■ RECORDS PROVIDED ■

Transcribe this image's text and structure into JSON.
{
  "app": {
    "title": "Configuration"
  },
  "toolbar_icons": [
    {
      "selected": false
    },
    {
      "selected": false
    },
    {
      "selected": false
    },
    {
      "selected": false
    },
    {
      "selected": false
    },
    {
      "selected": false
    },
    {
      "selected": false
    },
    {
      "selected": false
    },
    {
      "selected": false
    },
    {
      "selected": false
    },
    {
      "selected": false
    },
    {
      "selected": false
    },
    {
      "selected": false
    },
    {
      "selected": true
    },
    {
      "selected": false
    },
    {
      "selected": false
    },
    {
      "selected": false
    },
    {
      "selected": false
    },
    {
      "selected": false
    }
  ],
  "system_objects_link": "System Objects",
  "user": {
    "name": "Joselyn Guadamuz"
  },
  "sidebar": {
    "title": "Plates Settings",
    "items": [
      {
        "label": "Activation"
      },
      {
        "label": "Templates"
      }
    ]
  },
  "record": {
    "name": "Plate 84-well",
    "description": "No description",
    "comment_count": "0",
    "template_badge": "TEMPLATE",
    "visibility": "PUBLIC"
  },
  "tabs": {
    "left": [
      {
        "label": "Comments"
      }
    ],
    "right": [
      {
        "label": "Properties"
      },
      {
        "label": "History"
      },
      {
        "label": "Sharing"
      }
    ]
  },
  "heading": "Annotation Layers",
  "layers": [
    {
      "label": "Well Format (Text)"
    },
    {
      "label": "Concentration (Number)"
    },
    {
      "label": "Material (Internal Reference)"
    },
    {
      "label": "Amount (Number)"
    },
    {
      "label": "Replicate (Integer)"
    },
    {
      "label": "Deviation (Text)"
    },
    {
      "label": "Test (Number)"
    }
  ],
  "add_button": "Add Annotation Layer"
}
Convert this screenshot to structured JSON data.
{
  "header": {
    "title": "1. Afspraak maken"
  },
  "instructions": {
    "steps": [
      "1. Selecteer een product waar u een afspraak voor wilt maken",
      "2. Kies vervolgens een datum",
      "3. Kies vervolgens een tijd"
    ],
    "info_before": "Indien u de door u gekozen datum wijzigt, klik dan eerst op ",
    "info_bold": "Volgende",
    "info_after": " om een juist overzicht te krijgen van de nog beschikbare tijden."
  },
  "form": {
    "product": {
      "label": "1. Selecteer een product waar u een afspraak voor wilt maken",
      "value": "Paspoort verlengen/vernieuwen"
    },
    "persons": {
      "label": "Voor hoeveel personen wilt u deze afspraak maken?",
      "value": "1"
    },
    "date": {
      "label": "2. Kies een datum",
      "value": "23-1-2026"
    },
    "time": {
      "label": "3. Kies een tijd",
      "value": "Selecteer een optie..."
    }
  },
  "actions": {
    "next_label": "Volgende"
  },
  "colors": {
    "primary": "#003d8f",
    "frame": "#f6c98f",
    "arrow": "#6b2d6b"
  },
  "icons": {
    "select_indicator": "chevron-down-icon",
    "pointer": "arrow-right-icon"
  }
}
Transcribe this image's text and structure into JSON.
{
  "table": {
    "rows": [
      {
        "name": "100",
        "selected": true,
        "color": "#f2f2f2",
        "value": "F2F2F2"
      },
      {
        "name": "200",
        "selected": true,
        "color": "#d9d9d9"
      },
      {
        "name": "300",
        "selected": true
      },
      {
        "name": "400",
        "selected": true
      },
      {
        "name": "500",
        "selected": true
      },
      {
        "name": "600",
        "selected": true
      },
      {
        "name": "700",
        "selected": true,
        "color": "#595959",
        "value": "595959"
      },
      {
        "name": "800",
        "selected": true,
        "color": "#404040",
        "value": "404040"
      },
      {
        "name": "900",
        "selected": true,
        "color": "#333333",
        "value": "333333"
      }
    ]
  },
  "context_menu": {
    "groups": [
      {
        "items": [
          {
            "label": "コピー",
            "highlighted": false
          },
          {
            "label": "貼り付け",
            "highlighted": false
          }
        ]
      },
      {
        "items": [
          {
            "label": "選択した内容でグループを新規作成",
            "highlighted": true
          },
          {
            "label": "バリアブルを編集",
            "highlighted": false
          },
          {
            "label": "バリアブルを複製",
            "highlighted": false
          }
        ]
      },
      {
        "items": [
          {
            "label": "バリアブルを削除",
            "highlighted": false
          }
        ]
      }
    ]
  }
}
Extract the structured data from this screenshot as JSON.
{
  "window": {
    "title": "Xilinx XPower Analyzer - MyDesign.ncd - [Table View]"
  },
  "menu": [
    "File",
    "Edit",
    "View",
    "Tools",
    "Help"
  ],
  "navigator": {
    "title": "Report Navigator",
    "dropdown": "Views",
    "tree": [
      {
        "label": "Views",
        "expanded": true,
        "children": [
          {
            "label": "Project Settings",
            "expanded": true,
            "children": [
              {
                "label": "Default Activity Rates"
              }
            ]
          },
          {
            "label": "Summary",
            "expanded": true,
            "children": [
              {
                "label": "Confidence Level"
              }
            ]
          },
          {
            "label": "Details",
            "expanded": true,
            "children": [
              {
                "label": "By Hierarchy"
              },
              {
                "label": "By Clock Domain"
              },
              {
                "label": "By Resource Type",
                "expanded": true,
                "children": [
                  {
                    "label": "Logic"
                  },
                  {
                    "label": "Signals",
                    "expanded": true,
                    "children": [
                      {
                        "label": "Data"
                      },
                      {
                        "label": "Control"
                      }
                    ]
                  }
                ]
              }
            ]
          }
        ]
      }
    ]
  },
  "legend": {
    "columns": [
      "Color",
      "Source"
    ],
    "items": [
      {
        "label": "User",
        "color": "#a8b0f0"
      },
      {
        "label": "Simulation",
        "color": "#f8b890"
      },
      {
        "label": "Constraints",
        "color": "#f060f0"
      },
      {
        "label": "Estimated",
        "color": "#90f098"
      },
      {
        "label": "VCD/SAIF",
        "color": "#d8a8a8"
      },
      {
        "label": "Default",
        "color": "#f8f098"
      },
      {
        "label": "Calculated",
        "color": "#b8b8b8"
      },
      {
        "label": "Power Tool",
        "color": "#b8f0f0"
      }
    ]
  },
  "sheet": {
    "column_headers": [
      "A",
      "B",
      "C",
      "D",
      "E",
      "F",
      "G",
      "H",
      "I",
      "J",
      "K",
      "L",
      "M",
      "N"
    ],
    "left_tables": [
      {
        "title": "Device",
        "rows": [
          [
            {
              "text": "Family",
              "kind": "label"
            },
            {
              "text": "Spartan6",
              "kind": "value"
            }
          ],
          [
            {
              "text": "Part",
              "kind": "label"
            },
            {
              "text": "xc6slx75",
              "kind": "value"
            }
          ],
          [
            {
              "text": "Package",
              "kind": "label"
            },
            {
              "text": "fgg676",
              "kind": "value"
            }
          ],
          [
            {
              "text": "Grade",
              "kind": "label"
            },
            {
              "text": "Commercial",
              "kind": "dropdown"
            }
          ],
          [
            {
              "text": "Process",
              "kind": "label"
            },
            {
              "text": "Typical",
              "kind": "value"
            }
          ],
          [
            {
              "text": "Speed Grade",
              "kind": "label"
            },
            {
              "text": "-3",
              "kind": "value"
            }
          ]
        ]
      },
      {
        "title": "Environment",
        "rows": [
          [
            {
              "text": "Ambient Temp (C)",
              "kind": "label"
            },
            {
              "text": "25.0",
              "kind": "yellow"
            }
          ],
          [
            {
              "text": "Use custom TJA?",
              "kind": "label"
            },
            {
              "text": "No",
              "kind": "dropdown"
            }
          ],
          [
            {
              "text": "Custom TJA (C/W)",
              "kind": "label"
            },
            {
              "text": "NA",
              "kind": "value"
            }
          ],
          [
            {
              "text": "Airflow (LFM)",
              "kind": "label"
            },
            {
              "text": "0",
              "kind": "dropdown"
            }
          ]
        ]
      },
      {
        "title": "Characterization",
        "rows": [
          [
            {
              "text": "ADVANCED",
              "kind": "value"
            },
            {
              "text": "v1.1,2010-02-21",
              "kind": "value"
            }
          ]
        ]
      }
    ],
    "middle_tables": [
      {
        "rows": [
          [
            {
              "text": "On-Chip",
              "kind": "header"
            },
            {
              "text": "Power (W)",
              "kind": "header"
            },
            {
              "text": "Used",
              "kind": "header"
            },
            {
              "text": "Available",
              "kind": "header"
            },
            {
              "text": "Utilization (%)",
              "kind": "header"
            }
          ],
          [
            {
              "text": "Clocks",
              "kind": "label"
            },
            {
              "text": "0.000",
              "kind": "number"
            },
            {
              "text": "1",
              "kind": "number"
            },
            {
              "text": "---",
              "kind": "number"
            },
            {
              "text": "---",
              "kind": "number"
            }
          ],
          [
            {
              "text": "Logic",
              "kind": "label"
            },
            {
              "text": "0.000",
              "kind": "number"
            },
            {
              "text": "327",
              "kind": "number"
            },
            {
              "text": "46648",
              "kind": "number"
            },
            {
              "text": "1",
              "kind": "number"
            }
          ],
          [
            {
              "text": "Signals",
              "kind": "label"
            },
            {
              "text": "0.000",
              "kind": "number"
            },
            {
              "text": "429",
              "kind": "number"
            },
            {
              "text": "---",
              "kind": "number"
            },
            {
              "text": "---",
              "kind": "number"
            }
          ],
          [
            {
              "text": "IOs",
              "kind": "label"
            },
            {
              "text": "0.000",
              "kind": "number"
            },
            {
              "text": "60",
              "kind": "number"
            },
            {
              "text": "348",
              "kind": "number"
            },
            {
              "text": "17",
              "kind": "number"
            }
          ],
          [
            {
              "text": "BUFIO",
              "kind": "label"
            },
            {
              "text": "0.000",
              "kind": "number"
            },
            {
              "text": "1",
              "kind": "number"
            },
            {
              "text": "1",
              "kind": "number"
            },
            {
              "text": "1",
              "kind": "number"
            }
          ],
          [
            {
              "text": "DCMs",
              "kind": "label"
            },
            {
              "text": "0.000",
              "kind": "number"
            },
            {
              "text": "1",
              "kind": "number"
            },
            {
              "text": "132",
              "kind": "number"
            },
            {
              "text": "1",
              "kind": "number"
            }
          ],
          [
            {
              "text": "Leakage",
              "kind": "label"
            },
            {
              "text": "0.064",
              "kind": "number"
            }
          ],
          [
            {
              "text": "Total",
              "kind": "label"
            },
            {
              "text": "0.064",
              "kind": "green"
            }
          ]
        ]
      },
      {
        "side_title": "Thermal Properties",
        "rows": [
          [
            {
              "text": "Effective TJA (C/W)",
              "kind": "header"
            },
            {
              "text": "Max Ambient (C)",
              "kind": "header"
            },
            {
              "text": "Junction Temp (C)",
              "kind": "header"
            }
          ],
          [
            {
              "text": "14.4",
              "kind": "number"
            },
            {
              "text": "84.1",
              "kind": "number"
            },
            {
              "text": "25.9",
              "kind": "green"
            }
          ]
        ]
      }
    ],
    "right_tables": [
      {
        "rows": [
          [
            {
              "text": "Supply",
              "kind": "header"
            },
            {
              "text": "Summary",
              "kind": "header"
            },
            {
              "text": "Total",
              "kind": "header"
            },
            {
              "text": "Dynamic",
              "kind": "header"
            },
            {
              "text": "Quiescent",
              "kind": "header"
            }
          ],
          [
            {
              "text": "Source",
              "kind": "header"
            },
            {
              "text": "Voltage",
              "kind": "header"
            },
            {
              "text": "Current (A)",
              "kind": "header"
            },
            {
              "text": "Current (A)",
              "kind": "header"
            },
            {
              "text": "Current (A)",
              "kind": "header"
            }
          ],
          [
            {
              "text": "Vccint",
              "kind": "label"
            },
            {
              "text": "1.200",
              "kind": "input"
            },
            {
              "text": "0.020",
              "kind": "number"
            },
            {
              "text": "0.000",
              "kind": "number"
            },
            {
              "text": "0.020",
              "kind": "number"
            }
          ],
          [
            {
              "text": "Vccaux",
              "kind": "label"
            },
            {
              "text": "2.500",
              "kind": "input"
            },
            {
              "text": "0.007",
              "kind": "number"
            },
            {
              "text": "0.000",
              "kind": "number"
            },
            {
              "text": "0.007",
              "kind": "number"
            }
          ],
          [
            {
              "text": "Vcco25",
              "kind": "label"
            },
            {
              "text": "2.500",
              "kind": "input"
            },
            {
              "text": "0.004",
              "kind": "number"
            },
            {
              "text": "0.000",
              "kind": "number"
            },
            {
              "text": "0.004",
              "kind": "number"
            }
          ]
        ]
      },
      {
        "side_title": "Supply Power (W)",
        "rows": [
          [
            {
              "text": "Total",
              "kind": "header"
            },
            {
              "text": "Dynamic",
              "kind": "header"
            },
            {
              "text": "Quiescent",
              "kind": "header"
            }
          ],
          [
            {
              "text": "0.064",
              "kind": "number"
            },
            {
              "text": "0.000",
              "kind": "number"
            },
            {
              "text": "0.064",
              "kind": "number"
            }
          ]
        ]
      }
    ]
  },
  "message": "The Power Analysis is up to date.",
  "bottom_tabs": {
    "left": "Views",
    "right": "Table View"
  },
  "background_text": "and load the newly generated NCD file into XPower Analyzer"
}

■ GOAL ■
Read through the entries and copy every line that includes "product".

■ SOLUTION TO THE PROBLEM ■
      "1. Selecteer een product waar u een afspraak voor wilt maken",
    "product": {
      "label": "1. Selecteer een product waar u een afspraak voor wilt maken",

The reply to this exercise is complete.